◆ RECORDS TO USE ◆
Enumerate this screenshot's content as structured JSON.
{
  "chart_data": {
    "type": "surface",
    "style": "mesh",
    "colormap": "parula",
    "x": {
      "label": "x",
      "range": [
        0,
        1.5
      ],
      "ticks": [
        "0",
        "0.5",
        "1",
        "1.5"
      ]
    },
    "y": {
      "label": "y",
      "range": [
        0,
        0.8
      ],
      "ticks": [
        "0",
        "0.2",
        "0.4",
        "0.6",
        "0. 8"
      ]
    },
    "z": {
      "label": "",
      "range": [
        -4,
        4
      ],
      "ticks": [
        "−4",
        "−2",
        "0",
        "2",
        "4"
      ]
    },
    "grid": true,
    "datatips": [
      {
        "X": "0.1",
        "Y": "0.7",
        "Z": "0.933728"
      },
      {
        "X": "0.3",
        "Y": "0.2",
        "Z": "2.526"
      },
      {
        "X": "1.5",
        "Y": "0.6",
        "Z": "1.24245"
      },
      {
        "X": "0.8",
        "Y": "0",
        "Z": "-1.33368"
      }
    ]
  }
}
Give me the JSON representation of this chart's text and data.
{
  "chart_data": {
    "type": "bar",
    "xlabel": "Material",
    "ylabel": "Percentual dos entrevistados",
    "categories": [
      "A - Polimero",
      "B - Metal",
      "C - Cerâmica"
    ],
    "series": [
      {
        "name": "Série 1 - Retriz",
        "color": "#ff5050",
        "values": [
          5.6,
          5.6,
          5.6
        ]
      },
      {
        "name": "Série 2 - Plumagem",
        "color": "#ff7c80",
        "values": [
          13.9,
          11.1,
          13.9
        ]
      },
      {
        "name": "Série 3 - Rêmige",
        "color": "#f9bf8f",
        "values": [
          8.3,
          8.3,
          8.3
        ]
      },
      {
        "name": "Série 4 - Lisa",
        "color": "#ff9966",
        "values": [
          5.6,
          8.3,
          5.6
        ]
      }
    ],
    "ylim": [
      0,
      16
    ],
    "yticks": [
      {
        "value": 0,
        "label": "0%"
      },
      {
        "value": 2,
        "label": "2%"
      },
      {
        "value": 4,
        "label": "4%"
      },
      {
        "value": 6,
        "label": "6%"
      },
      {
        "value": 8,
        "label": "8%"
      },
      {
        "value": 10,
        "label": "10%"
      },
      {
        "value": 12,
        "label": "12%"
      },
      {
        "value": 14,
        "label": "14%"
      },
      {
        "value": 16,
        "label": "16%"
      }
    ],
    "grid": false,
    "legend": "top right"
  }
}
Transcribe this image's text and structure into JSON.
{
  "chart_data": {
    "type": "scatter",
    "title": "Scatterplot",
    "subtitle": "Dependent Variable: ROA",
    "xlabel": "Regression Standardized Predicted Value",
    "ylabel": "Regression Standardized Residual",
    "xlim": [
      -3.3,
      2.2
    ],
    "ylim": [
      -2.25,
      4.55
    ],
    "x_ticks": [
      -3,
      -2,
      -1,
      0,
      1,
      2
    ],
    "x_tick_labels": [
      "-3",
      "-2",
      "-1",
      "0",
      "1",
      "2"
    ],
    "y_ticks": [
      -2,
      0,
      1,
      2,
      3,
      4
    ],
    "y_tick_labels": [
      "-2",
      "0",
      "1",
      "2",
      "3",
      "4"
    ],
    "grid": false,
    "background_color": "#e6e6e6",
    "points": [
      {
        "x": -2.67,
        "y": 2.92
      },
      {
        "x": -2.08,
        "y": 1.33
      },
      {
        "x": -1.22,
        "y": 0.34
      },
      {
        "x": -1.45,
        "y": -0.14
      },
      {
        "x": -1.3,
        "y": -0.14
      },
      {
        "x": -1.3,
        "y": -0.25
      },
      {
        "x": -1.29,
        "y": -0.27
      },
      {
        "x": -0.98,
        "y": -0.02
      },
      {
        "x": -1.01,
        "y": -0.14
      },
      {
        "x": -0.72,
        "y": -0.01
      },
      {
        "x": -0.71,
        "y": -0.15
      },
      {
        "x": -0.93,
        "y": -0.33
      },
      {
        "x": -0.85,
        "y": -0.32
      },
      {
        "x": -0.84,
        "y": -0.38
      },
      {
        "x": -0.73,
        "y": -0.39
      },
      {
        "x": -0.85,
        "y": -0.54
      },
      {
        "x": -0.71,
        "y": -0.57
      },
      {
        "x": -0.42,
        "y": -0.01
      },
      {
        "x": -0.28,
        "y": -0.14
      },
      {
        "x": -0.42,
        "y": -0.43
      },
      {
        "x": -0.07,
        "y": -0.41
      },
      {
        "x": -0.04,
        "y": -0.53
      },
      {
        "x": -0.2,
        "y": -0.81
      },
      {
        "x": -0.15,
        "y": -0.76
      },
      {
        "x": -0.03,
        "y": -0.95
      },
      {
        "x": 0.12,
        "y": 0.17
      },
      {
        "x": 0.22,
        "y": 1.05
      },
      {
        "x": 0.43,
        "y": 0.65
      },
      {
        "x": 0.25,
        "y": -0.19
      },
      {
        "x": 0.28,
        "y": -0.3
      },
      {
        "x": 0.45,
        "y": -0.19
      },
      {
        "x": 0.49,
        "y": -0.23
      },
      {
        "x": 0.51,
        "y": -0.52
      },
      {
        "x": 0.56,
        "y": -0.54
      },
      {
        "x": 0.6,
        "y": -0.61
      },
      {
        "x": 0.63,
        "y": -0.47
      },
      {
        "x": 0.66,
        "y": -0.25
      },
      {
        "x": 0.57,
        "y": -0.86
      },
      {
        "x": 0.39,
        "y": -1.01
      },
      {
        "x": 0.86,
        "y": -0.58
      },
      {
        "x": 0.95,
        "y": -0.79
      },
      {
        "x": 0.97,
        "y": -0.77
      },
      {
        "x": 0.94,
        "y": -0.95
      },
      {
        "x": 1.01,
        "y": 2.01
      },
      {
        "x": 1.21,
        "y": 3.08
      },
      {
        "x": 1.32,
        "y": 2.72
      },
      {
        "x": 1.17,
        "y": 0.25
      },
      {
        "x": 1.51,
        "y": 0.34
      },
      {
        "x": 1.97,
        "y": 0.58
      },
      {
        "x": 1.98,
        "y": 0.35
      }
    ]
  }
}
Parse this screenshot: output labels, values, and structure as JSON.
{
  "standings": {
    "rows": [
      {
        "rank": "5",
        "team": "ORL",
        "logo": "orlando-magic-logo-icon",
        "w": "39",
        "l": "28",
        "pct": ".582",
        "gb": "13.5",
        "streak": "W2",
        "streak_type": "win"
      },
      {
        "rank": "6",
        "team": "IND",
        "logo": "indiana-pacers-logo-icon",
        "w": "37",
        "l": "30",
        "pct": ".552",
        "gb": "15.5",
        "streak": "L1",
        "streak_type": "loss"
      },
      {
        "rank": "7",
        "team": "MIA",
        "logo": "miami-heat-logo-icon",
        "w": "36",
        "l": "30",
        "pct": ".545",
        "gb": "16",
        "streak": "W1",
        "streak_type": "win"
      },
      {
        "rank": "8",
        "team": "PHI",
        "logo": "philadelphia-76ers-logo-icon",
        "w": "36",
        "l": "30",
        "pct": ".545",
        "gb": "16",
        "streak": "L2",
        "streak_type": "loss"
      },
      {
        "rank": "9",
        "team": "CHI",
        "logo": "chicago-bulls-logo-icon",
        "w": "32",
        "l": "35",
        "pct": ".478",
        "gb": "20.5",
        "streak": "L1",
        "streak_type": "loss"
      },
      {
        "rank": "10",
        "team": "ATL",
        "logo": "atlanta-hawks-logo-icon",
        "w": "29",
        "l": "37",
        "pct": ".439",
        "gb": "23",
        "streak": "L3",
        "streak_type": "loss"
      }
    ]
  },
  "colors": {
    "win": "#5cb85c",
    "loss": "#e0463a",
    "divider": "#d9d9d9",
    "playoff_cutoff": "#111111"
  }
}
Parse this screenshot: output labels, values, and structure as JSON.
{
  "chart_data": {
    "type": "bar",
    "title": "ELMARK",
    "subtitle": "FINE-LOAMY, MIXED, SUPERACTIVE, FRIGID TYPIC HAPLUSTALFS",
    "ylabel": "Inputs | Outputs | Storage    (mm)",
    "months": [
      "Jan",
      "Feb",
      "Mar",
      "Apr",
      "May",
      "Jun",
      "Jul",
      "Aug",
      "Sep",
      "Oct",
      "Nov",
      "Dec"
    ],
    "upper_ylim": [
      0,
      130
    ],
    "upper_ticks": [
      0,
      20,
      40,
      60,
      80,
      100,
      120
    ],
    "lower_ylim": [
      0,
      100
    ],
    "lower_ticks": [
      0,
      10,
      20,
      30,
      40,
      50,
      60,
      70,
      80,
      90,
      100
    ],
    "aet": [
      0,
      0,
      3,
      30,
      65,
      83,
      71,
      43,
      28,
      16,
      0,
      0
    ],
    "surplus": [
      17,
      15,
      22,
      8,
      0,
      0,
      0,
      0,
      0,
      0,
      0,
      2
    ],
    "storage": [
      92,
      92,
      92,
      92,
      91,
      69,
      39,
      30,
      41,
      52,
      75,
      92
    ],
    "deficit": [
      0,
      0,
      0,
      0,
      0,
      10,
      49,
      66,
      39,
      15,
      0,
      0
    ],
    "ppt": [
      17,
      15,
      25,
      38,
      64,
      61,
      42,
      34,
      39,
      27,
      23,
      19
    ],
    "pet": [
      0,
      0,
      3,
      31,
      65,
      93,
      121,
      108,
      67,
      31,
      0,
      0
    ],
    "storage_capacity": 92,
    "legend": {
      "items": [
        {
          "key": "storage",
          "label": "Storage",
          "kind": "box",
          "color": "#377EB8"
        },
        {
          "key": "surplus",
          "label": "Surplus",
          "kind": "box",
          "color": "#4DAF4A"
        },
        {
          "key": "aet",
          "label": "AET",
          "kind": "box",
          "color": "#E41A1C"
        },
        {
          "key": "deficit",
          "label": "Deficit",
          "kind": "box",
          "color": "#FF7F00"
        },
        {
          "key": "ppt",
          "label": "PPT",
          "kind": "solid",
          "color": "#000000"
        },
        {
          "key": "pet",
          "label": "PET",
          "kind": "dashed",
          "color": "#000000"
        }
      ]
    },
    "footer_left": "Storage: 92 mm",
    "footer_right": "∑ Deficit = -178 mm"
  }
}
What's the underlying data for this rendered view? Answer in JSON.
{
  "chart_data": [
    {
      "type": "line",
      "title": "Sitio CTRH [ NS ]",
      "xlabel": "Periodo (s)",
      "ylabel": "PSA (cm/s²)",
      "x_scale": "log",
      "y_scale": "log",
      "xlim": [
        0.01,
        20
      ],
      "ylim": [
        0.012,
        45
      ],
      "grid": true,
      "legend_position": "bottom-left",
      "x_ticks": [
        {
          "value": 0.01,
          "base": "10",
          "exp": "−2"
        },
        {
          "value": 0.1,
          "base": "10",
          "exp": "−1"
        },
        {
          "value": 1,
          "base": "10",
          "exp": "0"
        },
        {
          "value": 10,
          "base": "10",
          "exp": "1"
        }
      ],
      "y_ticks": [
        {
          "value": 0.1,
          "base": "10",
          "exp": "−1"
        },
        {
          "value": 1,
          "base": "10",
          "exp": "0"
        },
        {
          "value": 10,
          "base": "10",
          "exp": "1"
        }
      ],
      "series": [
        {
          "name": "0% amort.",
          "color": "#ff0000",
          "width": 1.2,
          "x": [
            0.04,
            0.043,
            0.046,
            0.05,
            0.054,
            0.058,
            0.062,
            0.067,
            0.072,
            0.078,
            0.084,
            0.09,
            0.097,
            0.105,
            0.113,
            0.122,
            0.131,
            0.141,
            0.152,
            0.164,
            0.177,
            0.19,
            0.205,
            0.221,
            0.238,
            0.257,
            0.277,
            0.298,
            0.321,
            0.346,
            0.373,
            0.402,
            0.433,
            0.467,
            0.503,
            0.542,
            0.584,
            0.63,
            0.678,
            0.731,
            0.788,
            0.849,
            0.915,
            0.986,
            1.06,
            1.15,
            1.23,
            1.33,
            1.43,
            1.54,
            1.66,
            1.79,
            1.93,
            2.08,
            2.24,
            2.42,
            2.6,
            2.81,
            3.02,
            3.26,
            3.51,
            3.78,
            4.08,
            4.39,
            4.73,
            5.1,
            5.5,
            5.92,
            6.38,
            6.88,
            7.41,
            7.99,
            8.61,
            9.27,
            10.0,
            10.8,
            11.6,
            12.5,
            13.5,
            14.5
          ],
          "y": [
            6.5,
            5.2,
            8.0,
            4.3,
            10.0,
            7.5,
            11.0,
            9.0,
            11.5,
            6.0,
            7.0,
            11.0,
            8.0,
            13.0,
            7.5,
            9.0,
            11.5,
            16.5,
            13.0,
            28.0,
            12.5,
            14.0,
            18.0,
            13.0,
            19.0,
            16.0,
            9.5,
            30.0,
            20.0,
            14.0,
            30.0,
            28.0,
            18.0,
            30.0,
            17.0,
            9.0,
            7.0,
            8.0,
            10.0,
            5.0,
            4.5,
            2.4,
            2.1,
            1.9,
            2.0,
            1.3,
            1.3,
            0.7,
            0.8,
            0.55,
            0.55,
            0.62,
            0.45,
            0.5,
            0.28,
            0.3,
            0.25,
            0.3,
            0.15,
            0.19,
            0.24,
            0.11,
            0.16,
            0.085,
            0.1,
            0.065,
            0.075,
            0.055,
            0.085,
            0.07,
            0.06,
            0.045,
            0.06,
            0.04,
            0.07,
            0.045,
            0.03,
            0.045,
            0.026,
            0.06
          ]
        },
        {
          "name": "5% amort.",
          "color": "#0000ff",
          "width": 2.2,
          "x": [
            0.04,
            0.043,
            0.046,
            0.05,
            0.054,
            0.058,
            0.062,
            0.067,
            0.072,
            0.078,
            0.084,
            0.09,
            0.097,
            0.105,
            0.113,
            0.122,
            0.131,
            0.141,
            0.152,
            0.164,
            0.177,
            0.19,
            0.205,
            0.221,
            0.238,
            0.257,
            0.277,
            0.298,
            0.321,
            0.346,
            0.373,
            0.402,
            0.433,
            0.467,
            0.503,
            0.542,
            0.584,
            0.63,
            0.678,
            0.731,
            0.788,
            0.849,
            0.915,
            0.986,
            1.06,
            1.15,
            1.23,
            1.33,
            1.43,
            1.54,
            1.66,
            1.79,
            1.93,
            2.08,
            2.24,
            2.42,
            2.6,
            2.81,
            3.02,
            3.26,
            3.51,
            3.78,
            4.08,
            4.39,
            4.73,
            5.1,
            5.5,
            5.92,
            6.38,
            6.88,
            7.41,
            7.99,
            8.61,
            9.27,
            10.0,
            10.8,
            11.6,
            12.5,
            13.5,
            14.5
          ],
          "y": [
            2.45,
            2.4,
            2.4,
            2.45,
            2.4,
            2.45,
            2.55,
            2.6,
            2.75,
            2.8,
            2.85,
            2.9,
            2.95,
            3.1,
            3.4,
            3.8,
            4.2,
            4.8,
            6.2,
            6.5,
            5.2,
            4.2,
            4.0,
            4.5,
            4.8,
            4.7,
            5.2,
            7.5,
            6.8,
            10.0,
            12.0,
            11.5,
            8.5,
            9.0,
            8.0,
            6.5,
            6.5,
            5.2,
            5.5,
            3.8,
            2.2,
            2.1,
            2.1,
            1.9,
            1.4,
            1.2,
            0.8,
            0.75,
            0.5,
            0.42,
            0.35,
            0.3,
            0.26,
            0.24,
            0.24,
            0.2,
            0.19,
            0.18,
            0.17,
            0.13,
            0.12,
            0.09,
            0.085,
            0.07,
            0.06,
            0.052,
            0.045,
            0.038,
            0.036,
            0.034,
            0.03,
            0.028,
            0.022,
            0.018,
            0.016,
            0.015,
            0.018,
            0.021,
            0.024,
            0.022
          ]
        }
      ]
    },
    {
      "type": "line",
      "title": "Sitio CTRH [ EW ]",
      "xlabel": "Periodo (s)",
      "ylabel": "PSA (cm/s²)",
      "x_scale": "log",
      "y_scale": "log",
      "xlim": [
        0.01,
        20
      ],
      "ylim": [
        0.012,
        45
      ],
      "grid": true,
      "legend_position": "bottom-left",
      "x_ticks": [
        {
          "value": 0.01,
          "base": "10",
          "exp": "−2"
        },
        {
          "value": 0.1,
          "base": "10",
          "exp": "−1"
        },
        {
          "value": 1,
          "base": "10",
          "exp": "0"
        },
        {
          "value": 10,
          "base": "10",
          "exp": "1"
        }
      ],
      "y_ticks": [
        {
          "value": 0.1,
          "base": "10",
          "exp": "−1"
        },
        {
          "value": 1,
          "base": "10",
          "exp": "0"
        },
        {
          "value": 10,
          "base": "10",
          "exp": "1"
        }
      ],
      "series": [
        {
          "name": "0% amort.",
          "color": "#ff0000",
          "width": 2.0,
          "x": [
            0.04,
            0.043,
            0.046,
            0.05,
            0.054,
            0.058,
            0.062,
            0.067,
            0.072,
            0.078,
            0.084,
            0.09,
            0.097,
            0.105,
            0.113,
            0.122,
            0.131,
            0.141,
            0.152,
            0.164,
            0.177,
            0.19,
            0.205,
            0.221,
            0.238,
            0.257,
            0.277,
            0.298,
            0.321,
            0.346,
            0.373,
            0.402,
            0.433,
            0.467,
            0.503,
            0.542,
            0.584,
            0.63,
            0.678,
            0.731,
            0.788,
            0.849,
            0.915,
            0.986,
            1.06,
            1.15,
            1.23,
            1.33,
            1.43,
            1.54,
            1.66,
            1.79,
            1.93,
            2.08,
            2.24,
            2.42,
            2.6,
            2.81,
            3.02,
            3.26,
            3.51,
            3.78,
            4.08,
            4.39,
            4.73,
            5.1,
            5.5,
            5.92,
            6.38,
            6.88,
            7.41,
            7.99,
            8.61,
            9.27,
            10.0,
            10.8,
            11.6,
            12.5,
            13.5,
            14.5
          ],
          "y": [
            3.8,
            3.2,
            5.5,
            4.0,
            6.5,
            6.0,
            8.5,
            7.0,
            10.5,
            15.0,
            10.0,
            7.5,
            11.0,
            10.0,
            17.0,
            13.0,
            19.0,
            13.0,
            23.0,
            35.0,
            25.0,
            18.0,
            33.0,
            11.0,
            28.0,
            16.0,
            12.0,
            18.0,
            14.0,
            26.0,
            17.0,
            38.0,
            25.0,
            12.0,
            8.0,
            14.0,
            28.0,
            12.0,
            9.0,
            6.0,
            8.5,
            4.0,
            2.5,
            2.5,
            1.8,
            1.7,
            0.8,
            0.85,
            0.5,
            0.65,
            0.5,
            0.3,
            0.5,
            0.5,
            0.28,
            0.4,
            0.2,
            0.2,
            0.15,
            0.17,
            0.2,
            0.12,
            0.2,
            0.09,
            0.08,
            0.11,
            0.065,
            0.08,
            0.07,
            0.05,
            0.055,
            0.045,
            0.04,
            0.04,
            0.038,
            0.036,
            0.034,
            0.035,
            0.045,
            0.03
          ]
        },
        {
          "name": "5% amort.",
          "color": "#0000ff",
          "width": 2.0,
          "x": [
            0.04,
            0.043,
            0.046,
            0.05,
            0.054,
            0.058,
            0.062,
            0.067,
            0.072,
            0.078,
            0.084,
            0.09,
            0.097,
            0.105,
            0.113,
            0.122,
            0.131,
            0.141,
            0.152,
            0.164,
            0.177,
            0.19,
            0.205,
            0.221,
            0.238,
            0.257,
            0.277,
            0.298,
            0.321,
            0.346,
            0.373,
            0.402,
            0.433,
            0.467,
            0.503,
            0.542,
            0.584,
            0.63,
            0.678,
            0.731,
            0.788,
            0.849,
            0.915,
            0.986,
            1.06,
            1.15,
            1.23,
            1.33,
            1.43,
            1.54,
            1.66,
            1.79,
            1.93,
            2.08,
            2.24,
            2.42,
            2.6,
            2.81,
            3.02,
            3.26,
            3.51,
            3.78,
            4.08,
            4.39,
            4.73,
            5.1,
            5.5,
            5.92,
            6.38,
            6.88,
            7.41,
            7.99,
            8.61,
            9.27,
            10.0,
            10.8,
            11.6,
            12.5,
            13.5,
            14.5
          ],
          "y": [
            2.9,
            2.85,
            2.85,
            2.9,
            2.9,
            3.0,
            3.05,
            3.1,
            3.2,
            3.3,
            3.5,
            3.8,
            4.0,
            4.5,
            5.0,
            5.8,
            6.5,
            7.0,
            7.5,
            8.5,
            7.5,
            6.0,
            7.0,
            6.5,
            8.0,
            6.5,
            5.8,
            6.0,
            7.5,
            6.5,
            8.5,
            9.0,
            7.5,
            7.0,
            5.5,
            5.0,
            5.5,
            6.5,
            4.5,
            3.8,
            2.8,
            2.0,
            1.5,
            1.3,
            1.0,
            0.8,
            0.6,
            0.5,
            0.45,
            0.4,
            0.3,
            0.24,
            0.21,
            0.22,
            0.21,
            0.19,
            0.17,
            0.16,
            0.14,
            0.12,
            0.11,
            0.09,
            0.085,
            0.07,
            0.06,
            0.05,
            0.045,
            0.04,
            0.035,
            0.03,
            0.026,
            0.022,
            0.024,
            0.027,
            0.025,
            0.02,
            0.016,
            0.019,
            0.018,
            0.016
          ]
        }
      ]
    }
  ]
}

◆ BRIEF ◆
Determine how many lines of the data contain "xlabel" and give nothing but that number.

◆ WORKED ANSWER ◆
4